__The task__
Copy out each line of the listing that has the word "Count" in it.

__Material supplied__
+---+

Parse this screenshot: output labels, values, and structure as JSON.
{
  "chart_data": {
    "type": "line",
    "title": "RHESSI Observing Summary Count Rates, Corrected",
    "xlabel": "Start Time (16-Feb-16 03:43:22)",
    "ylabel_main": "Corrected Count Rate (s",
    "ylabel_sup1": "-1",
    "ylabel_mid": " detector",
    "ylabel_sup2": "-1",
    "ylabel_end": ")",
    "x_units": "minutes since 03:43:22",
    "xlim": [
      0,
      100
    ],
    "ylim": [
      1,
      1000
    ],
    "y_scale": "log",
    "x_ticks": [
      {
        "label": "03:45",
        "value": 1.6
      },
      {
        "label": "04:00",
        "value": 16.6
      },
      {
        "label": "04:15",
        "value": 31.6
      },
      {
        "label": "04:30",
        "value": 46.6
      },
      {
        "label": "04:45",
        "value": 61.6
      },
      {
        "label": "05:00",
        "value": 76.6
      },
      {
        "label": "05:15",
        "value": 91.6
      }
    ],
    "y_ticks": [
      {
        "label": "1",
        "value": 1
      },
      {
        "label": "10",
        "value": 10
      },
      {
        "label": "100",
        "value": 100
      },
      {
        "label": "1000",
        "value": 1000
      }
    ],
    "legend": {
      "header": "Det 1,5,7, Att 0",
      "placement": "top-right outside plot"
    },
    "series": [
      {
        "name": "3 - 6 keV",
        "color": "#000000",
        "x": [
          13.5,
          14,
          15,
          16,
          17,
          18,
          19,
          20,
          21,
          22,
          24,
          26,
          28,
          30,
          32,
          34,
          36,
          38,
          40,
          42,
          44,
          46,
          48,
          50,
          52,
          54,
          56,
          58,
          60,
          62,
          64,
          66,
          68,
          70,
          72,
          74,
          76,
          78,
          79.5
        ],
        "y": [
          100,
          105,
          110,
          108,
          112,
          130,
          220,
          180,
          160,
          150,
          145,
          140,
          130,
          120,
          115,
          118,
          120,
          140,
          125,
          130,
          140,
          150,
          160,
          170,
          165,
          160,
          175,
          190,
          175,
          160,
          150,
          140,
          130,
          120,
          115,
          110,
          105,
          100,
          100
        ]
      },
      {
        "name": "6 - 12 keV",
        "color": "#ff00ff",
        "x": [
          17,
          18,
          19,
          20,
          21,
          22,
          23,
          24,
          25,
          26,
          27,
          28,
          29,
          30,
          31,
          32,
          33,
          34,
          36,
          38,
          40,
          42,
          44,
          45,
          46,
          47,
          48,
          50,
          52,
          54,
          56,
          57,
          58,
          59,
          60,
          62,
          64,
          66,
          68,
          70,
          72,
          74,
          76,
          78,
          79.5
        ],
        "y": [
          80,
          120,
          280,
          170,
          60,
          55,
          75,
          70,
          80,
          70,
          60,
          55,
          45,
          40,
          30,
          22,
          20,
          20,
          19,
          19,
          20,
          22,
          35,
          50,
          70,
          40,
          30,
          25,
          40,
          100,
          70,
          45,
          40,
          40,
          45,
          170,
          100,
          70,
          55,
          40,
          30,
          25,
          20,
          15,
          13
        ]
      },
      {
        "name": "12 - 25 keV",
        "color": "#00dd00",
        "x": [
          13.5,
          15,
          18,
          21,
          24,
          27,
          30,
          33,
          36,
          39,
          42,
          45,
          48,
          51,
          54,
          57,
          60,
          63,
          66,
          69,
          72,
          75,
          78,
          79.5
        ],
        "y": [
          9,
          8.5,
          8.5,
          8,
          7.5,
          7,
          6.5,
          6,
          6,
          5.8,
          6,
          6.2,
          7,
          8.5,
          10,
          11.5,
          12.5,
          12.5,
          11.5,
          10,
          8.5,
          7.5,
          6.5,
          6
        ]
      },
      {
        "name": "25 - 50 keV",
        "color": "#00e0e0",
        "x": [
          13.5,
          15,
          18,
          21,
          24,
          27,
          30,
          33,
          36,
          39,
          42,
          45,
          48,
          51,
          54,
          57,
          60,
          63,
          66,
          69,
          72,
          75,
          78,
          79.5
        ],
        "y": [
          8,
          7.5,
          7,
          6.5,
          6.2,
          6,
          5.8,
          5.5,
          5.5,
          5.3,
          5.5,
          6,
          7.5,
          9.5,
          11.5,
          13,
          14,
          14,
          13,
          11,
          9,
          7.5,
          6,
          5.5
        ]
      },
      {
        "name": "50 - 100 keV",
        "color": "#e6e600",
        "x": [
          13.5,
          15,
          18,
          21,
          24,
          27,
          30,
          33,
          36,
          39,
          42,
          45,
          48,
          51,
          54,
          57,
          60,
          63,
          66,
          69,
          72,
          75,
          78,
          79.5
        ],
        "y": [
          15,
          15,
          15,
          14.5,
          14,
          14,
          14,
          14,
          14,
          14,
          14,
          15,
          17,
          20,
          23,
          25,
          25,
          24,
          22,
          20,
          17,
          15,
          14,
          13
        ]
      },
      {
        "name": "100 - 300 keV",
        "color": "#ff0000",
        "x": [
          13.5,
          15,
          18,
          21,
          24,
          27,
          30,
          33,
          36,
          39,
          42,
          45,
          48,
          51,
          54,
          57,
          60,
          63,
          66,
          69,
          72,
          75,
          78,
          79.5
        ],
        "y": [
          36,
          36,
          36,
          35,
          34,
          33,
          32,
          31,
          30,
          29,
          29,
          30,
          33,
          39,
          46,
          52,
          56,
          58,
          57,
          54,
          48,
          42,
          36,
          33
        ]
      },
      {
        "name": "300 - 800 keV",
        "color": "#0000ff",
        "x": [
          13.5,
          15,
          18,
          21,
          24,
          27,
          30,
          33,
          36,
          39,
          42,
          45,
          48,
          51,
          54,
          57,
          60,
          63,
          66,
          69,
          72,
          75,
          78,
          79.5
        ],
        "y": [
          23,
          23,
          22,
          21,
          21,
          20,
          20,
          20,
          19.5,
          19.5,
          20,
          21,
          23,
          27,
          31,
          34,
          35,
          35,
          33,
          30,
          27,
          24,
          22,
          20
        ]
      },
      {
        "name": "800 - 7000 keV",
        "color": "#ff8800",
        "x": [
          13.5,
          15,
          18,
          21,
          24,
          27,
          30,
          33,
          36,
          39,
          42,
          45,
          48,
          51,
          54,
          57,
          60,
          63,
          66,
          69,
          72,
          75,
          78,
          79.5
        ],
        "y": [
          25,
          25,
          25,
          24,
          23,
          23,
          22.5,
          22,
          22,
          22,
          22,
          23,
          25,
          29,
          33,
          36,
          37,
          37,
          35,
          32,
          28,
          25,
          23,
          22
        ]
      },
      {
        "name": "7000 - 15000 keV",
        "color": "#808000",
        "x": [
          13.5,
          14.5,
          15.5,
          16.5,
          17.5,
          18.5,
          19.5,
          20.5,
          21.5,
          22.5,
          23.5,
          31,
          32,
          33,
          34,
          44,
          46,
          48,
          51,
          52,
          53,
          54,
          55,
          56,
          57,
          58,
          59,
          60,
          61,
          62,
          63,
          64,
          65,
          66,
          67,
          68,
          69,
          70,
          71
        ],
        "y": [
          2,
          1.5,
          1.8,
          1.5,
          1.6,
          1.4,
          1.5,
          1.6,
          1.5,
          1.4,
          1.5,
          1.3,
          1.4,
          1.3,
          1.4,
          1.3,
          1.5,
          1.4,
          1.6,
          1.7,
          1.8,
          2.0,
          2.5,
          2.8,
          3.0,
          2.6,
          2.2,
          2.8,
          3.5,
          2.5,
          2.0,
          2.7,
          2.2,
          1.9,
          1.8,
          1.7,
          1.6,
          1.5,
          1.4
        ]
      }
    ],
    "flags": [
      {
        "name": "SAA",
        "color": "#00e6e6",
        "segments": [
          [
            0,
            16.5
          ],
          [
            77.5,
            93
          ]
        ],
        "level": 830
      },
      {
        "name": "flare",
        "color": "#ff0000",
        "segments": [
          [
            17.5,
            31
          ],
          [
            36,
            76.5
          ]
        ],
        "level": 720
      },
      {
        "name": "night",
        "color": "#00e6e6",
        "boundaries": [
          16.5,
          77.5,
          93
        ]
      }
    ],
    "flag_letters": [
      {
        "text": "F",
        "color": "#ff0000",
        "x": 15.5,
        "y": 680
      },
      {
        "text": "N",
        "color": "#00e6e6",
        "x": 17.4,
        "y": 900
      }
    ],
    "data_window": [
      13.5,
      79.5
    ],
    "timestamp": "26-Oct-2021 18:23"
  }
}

+---+

__Written response__
    "title": "RHESSI Observing Summary Count Rates, Corrected",
    "ylabel_main": "Corrected Count Rate (s",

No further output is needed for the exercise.